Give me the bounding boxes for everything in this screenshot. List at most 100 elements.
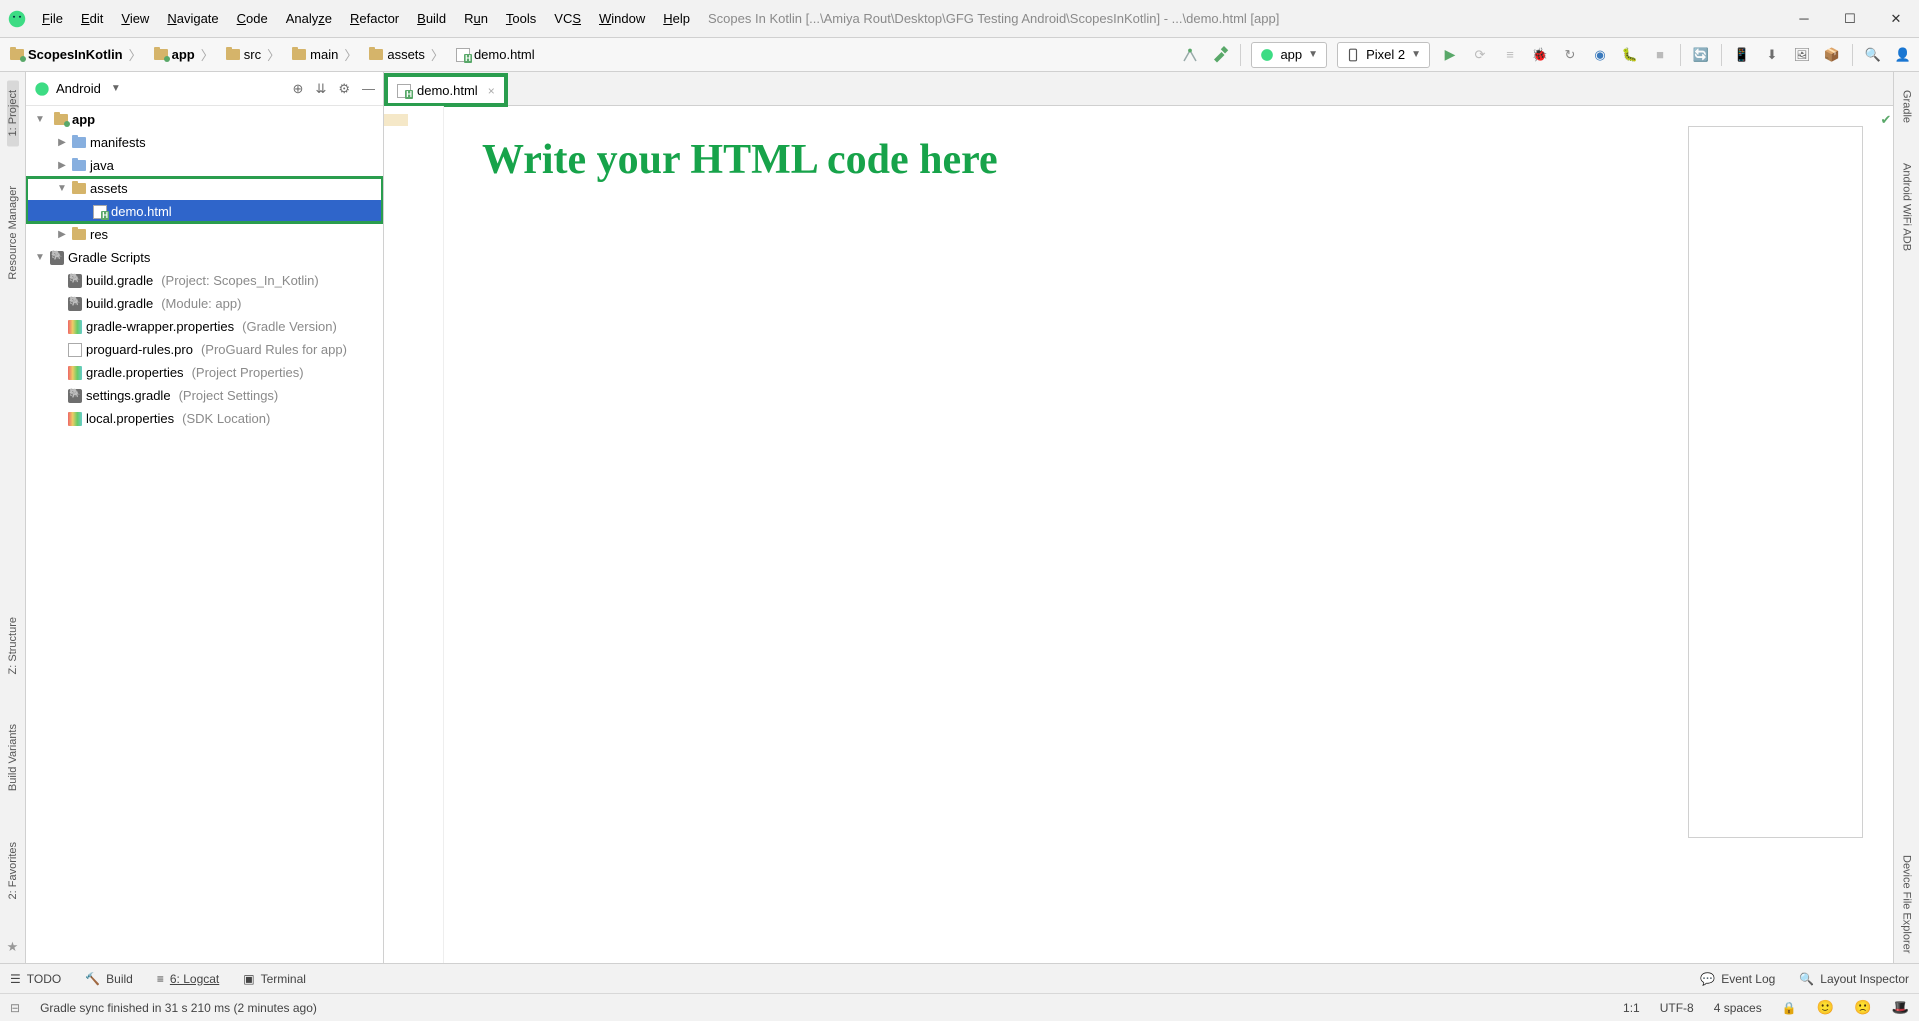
- breadcrumbs: ScopesInKotlin〉 app〉 src〉 main〉 assets〉 …: [6, 43, 539, 66]
- module-folder-icon: [54, 114, 68, 125]
- crumb-src[interactable]: src〉: [222, 43, 286, 66]
- tool-todo[interactable]: ☰ TODO: [10, 972, 61, 986]
- crumb-app[interactable]: app〉: [150, 43, 220, 66]
- tree-java[interactable]: ▶java: [26, 154, 383, 177]
- settings-icon[interactable]: ⚙: [338, 81, 350, 97]
- tool-build[interactable]: 🔨 Build: [85, 972, 133, 986]
- editor-gutter: [384, 106, 444, 963]
- menu-navigate[interactable]: Navigate: [159, 7, 226, 30]
- collapse-icon[interactable]: ⇊: [315, 81, 326, 97]
- tree-gradle-scripts[interactable]: ▼Gradle Scripts: [26, 246, 383, 269]
- maximize-button[interactable]: ☐: [1841, 10, 1859, 28]
- menu-build[interactable]: Build: [409, 7, 454, 30]
- close-tab-icon[interactable]: ×: [488, 84, 495, 98]
- tree-assets[interactable]: ▼assets: [26, 177, 383, 200]
- hammer-icon[interactable]: [1210, 45, 1230, 65]
- tree-build-gradle-project[interactable]: build.gradle(Project: Scopes_In_Kotlin): [26, 269, 383, 292]
- menu-view[interactable]: View: [113, 7, 157, 30]
- antenna-icon[interactable]: [1180, 45, 1200, 65]
- sync-gradle-icon[interactable]: 🔄: [1691, 45, 1711, 65]
- hide-icon[interactable]: —: [362, 81, 375, 97]
- tree-local-properties[interactable]: local.properties(SDK Location): [26, 407, 383, 430]
- menu-window[interactable]: Window: [591, 7, 653, 30]
- tool-favorites[interactable]: 2: Favorites: [7, 832, 19, 909]
- apply-code-changes-icon[interactable]: ≡: [1500, 45, 1520, 65]
- lock-icon[interactable]: 🔒: [1782, 1001, 1797, 1015]
- inspector-icon[interactable]: 🎩: [1892, 999, 1909, 1016]
- tool-structure[interactable]: Z: Structure: [7, 607, 19, 684]
- project-tree[interactable]: ▼app ▶manifests ▶java ▼assets demo.html …: [26, 106, 383, 963]
- crumb-main[interactable]: main〉: [288, 43, 363, 66]
- avd-manager-icon[interactable]: 📱: [1732, 45, 1752, 65]
- coverage-icon[interactable]: ◉: [1590, 45, 1610, 65]
- layout-inspector-icon[interactable]: 📦: [1822, 45, 1842, 65]
- menu-file[interactable]: File: [34, 7, 71, 30]
- editor-tab-demo[interactable]: demo.html ×: [386, 75, 506, 105]
- device-dropdown[interactable]: Pixel 2▼: [1337, 42, 1430, 68]
- tree-build-gradle-module[interactable]: build.gradle(Module: app): [26, 292, 383, 315]
- caret-position[interactable]: 1:1: [1623, 1001, 1640, 1015]
- project-view-selector[interactable]: Android ▼: [34, 81, 121, 97]
- tool-logcat[interactable]: ≡ 6: Logcat: [157, 972, 219, 986]
- tool-build-variants[interactable]: Build Variants: [7, 714, 19, 801]
- tool-gradle[interactable]: Gradle: [1901, 80, 1913, 133]
- file-encoding[interactable]: UTF-8: [1660, 1001, 1694, 1015]
- properties-icon: [68, 412, 82, 426]
- editor-content[interactable]: Write your HTML code here: [444, 106, 1879, 963]
- indent-setting[interactable]: 4 spaces: [1714, 1001, 1762, 1015]
- tree-app[interactable]: ▼app: [26, 108, 383, 131]
- resource-manager-icon[interactable]: 🖼: [1792, 45, 1812, 65]
- preview-thumbnail: [1688, 126, 1863, 838]
- file-icon: [68, 343, 82, 357]
- tree-res[interactable]: ▶res: [26, 223, 383, 246]
- menu-analyze[interactable]: Analyze: [278, 7, 340, 30]
- menu-vcs[interactable]: VCS: [546, 7, 589, 30]
- frown-icon[interactable]: 🙁: [1854, 999, 1871, 1016]
- menu-refactor[interactable]: Refactor: [342, 7, 407, 30]
- tool-project[interactable]: 1: Project: [7, 80, 19, 146]
- star-icon: ★: [7, 939, 19, 955]
- user-icon[interactable]: 👤: [1893, 45, 1913, 65]
- project-panel-header: Android ▼ ⊕ ⇊ ⚙ —: [26, 72, 383, 106]
- profiler-icon[interactable]: ↻: [1560, 45, 1580, 65]
- status-box-icon[interactable]: ⊟: [10, 1001, 20, 1015]
- attach-debugger-icon[interactable]: 🐛: [1620, 45, 1640, 65]
- menu-edit[interactable]: Edit: [73, 7, 111, 30]
- tool-event-log[interactable]: 💬 Event Log: [1700, 972, 1775, 986]
- close-window-button[interactable]: ✕: [1887, 10, 1905, 28]
- tree-settings-gradle[interactable]: settings.gradle(Project Settings): [26, 384, 383, 407]
- res-folder-icon: [72, 229, 86, 240]
- menu-tools[interactable]: Tools: [498, 7, 544, 30]
- search-icon[interactable]: 🔍: [1863, 45, 1883, 65]
- debug-icon[interactable]: 🐞: [1530, 45, 1550, 65]
- separator: [1852, 44, 1853, 66]
- menu-help[interactable]: Help: [655, 7, 698, 30]
- tool-layout-inspector[interactable]: 🔍 Layout Inspector: [1799, 972, 1909, 986]
- tree-wrapper-properties[interactable]: gradle-wrapper.properties(Gradle Version…: [26, 315, 383, 338]
- tool-resource-manager[interactable]: Resource Manager: [7, 176, 19, 290]
- menu-code[interactable]: Code: [229, 7, 276, 30]
- editor-body[interactable]: Write your HTML code here ✔: [384, 106, 1893, 963]
- apply-changes-icon[interactable]: ⟳: [1470, 45, 1490, 65]
- tool-terminal[interactable]: ▣ Terminal: [243, 972, 306, 986]
- sdk-manager-icon[interactable]: ⬇: [1762, 45, 1782, 65]
- tree-manifests[interactable]: ▶manifests: [26, 131, 383, 154]
- run-button[interactable]: ▶: [1440, 45, 1460, 65]
- run-config-dropdown[interactable]: app▼: [1251, 42, 1327, 68]
- minimize-button[interactable]: ─: [1795, 10, 1813, 28]
- left-tool-stripe: 1: Project Resource Manager Z: Structure…: [0, 72, 26, 963]
- locate-icon[interactable]: ⊕: [293, 81, 304, 97]
- stop-icon[interactable]: ■: [1650, 45, 1670, 65]
- menu-run[interactable]: Run: [456, 7, 496, 30]
- tree-proguard[interactable]: proguard-rules.pro(ProGuard Rules for ap…: [26, 338, 383, 361]
- navigation-toolbar: ScopesInKotlin〉 app〉 src〉 main〉 assets〉 …: [0, 38, 1919, 72]
- crumb-assets[interactable]: assets〉: [365, 43, 450, 66]
- tool-device-file-explorer[interactable]: Device File Explorer: [1901, 845, 1913, 963]
- folder-icon: [72, 137, 86, 148]
- tool-android-wifi-adb[interactable]: Android WiFi ADB: [1901, 153, 1913, 261]
- smiley-icon[interactable]: 🙂: [1817, 999, 1834, 1016]
- crumb-project[interactable]: ScopesInKotlin〉: [6, 43, 148, 66]
- crumb-file[interactable]: demo.html: [452, 45, 539, 64]
- tree-gradle-properties[interactable]: gradle.properties(Project Properties): [26, 361, 383, 384]
- tree-demo-html[interactable]: demo.html: [26, 200, 383, 223]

•••••

*STATED GOAL*: Return the listing above line for line, without the picture.

*OUTPUT FOR THIS TASK*:
Give me the bounding boxes for everything in this screenshot. List at most 100 elements.
- breadcrumbs: ScopesInKotlin〉 app〉 src〉 main〉 assets〉 …: [6, 43, 539, 66]
- module-folder-icon: [54, 114, 68, 125]
- crumb-src[interactable]: src〉: [222, 43, 286, 66]
- tool-todo[interactable]: ☰ TODO: [10, 972, 61, 986]
- crumb-app[interactable]: app〉: [150, 43, 220, 66]
- tree-java[interactable]: ▶java: [26, 154, 383, 177]
- settings-icon[interactable]: ⚙: [338, 81, 350, 97]
- tool-build[interactable]: 🔨 Build: [85, 972, 133, 986]
- editor-gutter: [384, 106, 444, 963]
- menu-navigate[interactable]: Navigate: [159, 7, 226, 30]
- collapse-icon[interactable]: ⇊: [315, 81, 326, 97]
- tree-gradle-scripts[interactable]: ▼Gradle Scripts: [26, 246, 383, 269]
- maximize-button[interactable]: ☐: [1841, 10, 1859, 28]
- menu-build[interactable]: Build: [409, 7, 454, 30]
- close-tab-icon[interactable]: ×: [488, 84, 495, 98]
- tree-assets[interactable]: ▼assets: [26, 177, 383, 200]
- hammer-icon[interactable]: [1210, 45, 1230, 65]
- tree-build-gradle-project[interactable]: build.gradle(Project: Scopes_In_Kotlin): [26, 269, 383, 292]
- menu-view[interactable]: View: [113, 7, 157, 30]
- antenna-icon[interactable]: [1180, 45, 1200, 65]
- sync-gradle-icon[interactable]: 🔄: [1691, 45, 1711, 65]
- hide-icon[interactable]: —: [362, 81, 375, 97]
- tree-local-properties[interactable]: local.properties(SDK Location): [26, 407, 383, 430]
- menu-window[interactable]: Window: [591, 7, 653, 30]
- tool-favorites[interactable]: 2: Favorites: [7, 832, 19, 909]
- apply-code-changes-icon[interactable]: ≡: [1500, 45, 1520, 65]
- lock-icon[interactable]: 🔒: [1782, 1001, 1797, 1015]
- inspector-icon[interactable]: 🎩: [1892, 999, 1909, 1016]
- tool-structure[interactable]: Z: Structure: [7, 607, 19, 684]
- project-tree[interactable]: ▼app ▶manifests ▶java ▼assets demo.html …: [26, 106, 383, 963]
- crumb-main[interactable]: main〉: [288, 43, 363, 66]
- avd-manager-icon[interactable]: 📱: [1732, 45, 1752, 65]
- coverage-icon[interactable]: ◉: [1590, 45, 1610, 65]
- layout-inspector-icon[interactable]: 📦: [1822, 45, 1842, 65]
- menu-file[interactable]: File: [34, 7, 71, 30]
- editor-tab-demo[interactable]: demo.html ×: [386, 75, 506, 105]
- device-dropdown[interactable]: Pixel 2▼: [1337, 42, 1430, 68]
- tree-build-gradle-module[interactable]: build.gradle(Module: app): [26, 292, 383, 315]
- caret-position[interactable]: 1:1: [1623, 1001, 1640, 1015]
- project-view-selector[interactable]: Android ▼: [34, 81, 121, 97]
- tool-logcat[interactable]: ≡ 6: Logcat: [157, 972, 219, 986]
- tool-build-variants[interactable]: Build Variants: [7, 714, 19, 801]
- tool-gradle[interactable]: Gradle: [1901, 80, 1913, 133]
- file-encoding[interactable]: UTF-8: [1660, 1001, 1694, 1015]
- properties-icon: [68, 412, 82, 426]
- editor-content[interactable]: Write your HTML code here: [444, 106, 1879, 963]
- indent-setting[interactable]: 4 spaces: [1714, 1001, 1762, 1015]
- tree-app[interactable]: ▼app: [26, 108, 383, 131]
- resource-manager-icon[interactable]: 🖼: [1792, 45, 1812, 65]
- preview-thumbnail: [1688, 126, 1863, 838]
- file-icon: [68, 343, 82, 357]
- tree-res[interactable]: ▶res: [26, 223, 383, 246]
- menu-analyze[interactable]: Analyze: [278, 7, 340, 30]
- menu-vcs[interactable]: VCS: [546, 7, 589, 30]
- frown-icon[interactable]: 🙁: [1854, 999, 1871, 1016]
- menu-refactor[interactable]: Refactor: [342, 7, 407, 30]
- tool-project[interactable]: 1: Project: [7, 80, 19, 146]
- star-icon: ★: [7, 939, 19, 955]
- user-icon[interactable]: 👤: [1893, 45, 1913, 65]
- project-panel-header: Android ▼ ⊕ ⇊ ⚙ —: [26, 72, 383, 106]
- profiler-icon[interactable]: ↻: [1560, 45, 1580, 65]
- status-box-icon[interactable]: ⊟: [10, 1001, 20, 1015]
- attach-debugger-icon[interactable]: 🐛: [1620, 45, 1640, 65]
- menu-edit[interactable]: Edit: [73, 7, 111, 30]
- tool-event-log[interactable]: 💬 Event Log: [1700, 972, 1775, 986]
- close-window-button[interactable]: ✕: [1887, 10, 1905, 28]
- tree-settings-gradle[interactable]: settings.gradle(Project Settings): [26, 384, 383, 407]
- res-folder-icon: [72, 229, 86, 240]
- menu-tools[interactable]: Tools: [498, 7, 544, 30]
- search-icon[interactable]: 🔍: [1863, 45, 1883, 65]
- debug-icon[interactable]: 🐞: [1530, 45, 1550, 65]
- separator: [1852, 44, 1853, 66]
- menu-help[interactable]: Help: [655, 7, 698, 30]
- tool-layout-inspector[interactable]: 🔍 Layout Inspector: [1799, 972, 1909, 986]
- tree-wrapper-properties[interactable]: gradle-wrapper.properties(Gradle Version…: [26, 315, 383, 338]
- tool-resource-manager[interactable]: Resource Manager: [7, 176, 19, 290]
- menu-code[interactable]: Code: [229, 7, 276, 30]
- editor-body[interactable]: Write your HTML code here ✔: [384, 106, 1893, 963]
- apply-changes-icon[interactable]: ⟳: [1470, 45, 1490, 65]
- tool-terminal[interactable]: ▣ Terminal: [243, 972, 306, 986]
- sdk-manager-icon[interactable]: ⬇: [1762, 45, 1782, 65]
- tree-manifests[interactable]: ▶manifests: [26, 131, 383, 154]
- run-button[interactable]: ▶: [1440, 45, 1460, 65]
- run-config-dropdown[interactable]: app▼: [1251, 42, 1327, 68]
- minimize-button[interactable]: ─: [1795, 10, 1813, 28]
- left-tool-stripe: 1: Project Resource Manager Z: Structure…: [0, 72, 26, 963]
- locate-icon[interactable]: ⊕: [293, 81, 304, 97]
- stop-icon[interactable]: ■: [1650, 45, 1670, 65]
- menu-run[interactable]: Run: [456, 7, 496, 30]
- tree-proguard[interactable]: proguard-rules.pro(ProGuard Rules for ap…: [26, 338, 383, 361]
- navigation-toolbar: ScopesInKotlin〉 app〉 src〉 main〉 assets〉 …: [0, 38, 1919, 72]
- crumb-assets[interactable]: assets〉: [365, 43, 450, 66]
- tool-device-file-explorer[interactable]: Device File Explorer: [1901, 845, 1913, 963]
- folder-icon: [72, 137, 86, 148]
- tool-android-wifi-adb[interactable]: Android WiFi ADB: [1901, 153, 1913, 261]
- smiley-icon[interactable]: 🙂: [1817, 999, 1834, 1016]
- crumb-project[interactable]: ScopesInKotlin〉: [6, 43, 148, 66]
- crumb-file[interactable]: demo.html: [452, 45, 539, 64]
- tree-gradle-properties[interactable]: gradle.properties(Project Properties): [26, 361, 383, 384]
- tree-demo-html[interactable]: demo.html: [26, 200, 383, 223]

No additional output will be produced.